» **TASK DESCRIPTION**:
Your answer should be a single number: the count of lines in the material below that hold "Aslan".

» **DATA SUPPLIED**:
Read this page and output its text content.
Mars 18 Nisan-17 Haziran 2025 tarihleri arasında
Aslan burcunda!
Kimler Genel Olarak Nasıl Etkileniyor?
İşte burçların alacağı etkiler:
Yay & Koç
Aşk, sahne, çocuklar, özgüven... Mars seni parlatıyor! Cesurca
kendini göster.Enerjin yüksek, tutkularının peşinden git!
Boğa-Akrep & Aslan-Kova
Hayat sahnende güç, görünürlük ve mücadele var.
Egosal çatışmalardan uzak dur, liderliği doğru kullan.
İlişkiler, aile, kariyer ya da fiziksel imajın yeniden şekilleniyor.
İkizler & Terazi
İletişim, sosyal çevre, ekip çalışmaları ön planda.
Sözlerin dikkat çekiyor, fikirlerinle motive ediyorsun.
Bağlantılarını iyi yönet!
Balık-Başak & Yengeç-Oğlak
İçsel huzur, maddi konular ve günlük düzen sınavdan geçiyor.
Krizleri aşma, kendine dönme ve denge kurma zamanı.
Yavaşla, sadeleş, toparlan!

» **RESPONSE TO THIS TASK**:
2